_Available records_
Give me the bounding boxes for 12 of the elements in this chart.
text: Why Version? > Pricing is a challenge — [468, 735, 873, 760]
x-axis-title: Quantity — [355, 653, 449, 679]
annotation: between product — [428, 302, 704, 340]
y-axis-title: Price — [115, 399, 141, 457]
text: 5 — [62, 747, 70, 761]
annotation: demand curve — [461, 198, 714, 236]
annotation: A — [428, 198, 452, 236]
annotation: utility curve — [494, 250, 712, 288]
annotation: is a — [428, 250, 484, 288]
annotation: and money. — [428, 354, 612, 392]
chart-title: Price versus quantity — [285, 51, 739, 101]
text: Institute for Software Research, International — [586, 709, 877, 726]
* * *
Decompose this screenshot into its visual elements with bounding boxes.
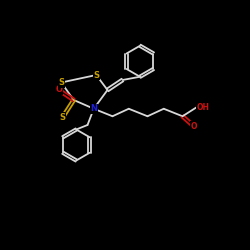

_Work required_
Convert the lines starting at the one containing "Give me the" and ending at the one containing "annotation: utility curve" into a Markdown table with the columns Row and Content. Number each line in Row, put its text in Content, and skip any blank lines.

_Solution to the exercise_
| Row | Content |
|---|---|
| 1 | Give me the bounding boxes for 12 of the elements in this chart. |
| 2 | text: Why Version? > Pricing is a challenge — [468, 735, 873, 760] |
| 3 | x-axis-title: Quantity — [355, 653, 449, 679] |
| 4 | annotation: between product — [428, 302, 704, 340] |
| 5 | y-axis-title: Price — [115, 399, 141, 457] |
| 6 | text: 5 — [62, 747, 70, 761] |
| 7 | annotation: demand curve — [461, 198, 714, 236] |
| 8 | annotation: A — [428, 198, 452, 236] |
| 9 | annotation: utility curve — [494, 250, 712, 288] |